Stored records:
______________________________
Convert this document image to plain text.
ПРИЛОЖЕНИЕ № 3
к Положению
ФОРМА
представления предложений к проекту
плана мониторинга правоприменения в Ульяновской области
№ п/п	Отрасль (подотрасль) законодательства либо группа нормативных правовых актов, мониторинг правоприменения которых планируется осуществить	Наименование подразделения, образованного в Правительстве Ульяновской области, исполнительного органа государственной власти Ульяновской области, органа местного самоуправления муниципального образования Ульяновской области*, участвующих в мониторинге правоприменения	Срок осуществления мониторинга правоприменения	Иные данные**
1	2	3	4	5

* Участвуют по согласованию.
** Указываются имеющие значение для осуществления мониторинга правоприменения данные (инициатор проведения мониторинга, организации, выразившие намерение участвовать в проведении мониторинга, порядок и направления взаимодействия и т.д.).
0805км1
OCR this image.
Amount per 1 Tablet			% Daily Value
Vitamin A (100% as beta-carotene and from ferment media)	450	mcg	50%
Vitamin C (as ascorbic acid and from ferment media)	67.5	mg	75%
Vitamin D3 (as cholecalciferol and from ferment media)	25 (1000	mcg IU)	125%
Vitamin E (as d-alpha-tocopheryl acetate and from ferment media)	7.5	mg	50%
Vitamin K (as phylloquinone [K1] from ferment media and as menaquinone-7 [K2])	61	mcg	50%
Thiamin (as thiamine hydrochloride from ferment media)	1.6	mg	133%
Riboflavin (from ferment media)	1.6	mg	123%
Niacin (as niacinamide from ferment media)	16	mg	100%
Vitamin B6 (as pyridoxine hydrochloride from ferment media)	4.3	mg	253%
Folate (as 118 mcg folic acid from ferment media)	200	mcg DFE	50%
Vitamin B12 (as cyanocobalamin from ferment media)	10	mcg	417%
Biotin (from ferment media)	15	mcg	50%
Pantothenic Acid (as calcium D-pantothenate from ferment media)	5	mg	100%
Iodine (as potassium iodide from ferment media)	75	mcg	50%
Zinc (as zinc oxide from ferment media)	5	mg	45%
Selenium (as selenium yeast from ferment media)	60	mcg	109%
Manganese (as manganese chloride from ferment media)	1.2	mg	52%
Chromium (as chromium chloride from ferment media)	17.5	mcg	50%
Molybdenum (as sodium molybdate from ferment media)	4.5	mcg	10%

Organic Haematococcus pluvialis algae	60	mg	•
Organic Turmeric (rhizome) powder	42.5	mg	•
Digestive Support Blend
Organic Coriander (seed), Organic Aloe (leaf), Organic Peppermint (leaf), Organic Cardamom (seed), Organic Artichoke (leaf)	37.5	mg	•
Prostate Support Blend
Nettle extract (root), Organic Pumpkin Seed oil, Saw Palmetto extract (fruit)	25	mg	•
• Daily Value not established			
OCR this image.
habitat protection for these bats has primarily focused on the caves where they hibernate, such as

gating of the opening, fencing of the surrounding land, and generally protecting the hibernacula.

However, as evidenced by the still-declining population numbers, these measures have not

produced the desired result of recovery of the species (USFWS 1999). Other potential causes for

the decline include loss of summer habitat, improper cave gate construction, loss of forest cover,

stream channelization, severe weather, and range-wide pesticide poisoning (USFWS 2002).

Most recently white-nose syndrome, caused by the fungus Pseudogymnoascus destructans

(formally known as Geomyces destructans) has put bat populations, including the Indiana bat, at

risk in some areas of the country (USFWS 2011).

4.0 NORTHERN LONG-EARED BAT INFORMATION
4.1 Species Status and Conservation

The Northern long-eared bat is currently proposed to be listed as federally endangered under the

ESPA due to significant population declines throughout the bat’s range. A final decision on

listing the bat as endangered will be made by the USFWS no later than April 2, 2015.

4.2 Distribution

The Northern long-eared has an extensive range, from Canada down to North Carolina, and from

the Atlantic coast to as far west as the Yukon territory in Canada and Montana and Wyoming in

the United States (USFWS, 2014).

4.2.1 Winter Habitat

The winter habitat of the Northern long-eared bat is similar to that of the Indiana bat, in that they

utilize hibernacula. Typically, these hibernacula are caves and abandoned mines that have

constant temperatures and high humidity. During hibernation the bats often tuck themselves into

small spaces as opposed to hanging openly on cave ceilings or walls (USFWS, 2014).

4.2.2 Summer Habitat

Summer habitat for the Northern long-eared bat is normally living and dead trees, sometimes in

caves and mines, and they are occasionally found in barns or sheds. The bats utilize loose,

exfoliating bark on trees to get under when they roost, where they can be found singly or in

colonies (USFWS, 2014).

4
______________________________
Produce an exact copy of all the records.

_Answer:_
Convert this document image to plain text.
ПРИЛОЖЕНИЕ № 3
к Положению
ФОРМА
представления предложений к проекту
плана мониторинга правоприменения в Ульяновской области
№ п/п	Отрасль (подотрасль) законодательства либо группа нормативных правовых актов, мониторинг правоприменения которых планируется осуществить	Наименование подразделения, образованного в Правительстве Ульяновской области, исполнительного органа государственной власти Ульяновской области, органа местного самоуправления муниципального образования Ульяновской области*, участвующих в мониторинге правоприменения	Срок осуществления мониторинга правоприменения	Иные данные**
1	2	3	4	5

* Участвуют по согласованию.
** Указываются имеющие значение для осуществления мониторинга правоприменения данные (инициатор проведения мониторинга, организации, выразившие намерение участвовать в проведении мониторинга, порядок и направления взаимодействия и т.д.).
0805км1
OCR this image.
Amount per 1 Tablet			% Daily Value
Vitamin A (100% as beta-carotene and from ferment media)	450	mcg	50%
Vitamin C (as ascorbic acid and from ferment media)	67.5	mg	75%
Vitamin D3 (as cholecalciferol and from ferment media)	25 (1000	mcg IU)	125%
Vitamin E (as d-alpha-tocopheryl acetate and from ferment media)	7.5	mg	50%
Vitamin K (as phylloquinone [K1] from ferment media and as menaquinone-7 [K2])	61	mcg	50%
Thiamin (as thiamine hydrochloride from ferment media)	1.6	mg	133%
Riboflavin (from ferment media)	1.6	mg	123%
Niacin (as niacinamide from ferment media)	16	mg	100%
Vitamin B6 (as pyridoxine hydrochloride from ferment media)	4.3	mg	253%
Folate (as 118 mcg folic acid from ferment media)	200	mcg DFE	50%
Vitamin B12 (as cyanocobalamin from ferment media)	10	mcg	417%
Biotin (from ferment media)	15	mcg	50%
Pantothenic Acid (as calcium D-pantothenate from ferment media)	5	mg	100%
Iodine (as potassium iodide from ferment media)	75	mcg	50%
Zinc (as zinc oxide from ferment media)	5	mg	45%
Selenium (as selenium yeast from ferment media)	60	mcg	109%
Manganese (as manganese chloride from ferment media)	1.2	mg	52%
Chromium (as chromium chloride from ferment media)	17.5	mcg	50%
Molybdenum (as sodium molybdate from ferment media)	4.5	mcg	10%

Organic Haematococcus pluvialis algae	60	mg	•
Organic Turmeric (rhizome) powder	42.5	mg	•
Digestive Support Blend
Organic Coriander (seed), Organic Aloe (leaf), Organic Peppermint (leaf), Organic Cardamom (seed), Organic Artichoke (leaf)	37.5	mg	•
Prostate Support Blend
Nettle extract (root), Organic Pumpkin Seed oil, Saw Palmetto extract (fruit)	25	mg	•
• Daily Value not established			
OCR this image.
habitat protection for these bats has primarily focused on the caves where they hibernate, such as

gating of the opening, fencing of the surrounding land, and generally protecting the hibernacula.

However, as evidenced by the still-declining population numbers, these measures have not

produced the desired result of recovery of the species (USFWS 1999). Other potential causes for

the decline include loss of summer habitat, improper cave gate construction, loss of forest cover,

stream channelization, severe weather, and range-wide pesticide poisoning (USFWS 2002).

Most recently white-nose syndrome, caused by the fungus Pseudogymnoascus destructans

(formally known as Geomyces destructans) has put bat populations, including the Indiana bat, at

risk in some areas of the country (USFWS 2011).

4.0 NORTHERN LONG-EARED BAT INFORMATION
4.1 Species Status and Conservation

The Northern long-eared bat is currently proposed to be listed as federally endangered under the

ESPA due to significant population declines throughout the bat’s range. A final decision on

listing the bat as endangered will be made by the USFWS no later than April 2, 2015.

4.2 Distribution

The Northern long-eared has an extensive range, from Canada down to North Carolina, and from

the Atlantic coast to as far west as the Yukon territory in Canada and Montana and Wyoming in

the United States (USFWS, 2014).

4.2.1 Winter Habitat

The winter habitat of the Northern long-eared bat is similar to that of the Indiana bat, in that they

utilize hibernacula. Typically, these hibernacula are caves and abandoned mines that have

constant temperatures and high humidity. During hibernation the bats often tuck themselves into

small spaces as opposed to hanging openly on cave ceilings or walls (USFWS, 2014).

4.2.2 Summer Habitat

Summer habitat for the Northern long-eared bat is normally living and dead trees, sometimes in

caves and mines, and they are occasionally found in barns or sheds. The bats utilize loose,

exfoliating bark on trees to get under when they roost, where they can be found singly or in

colonies (USFWS, 2014).

4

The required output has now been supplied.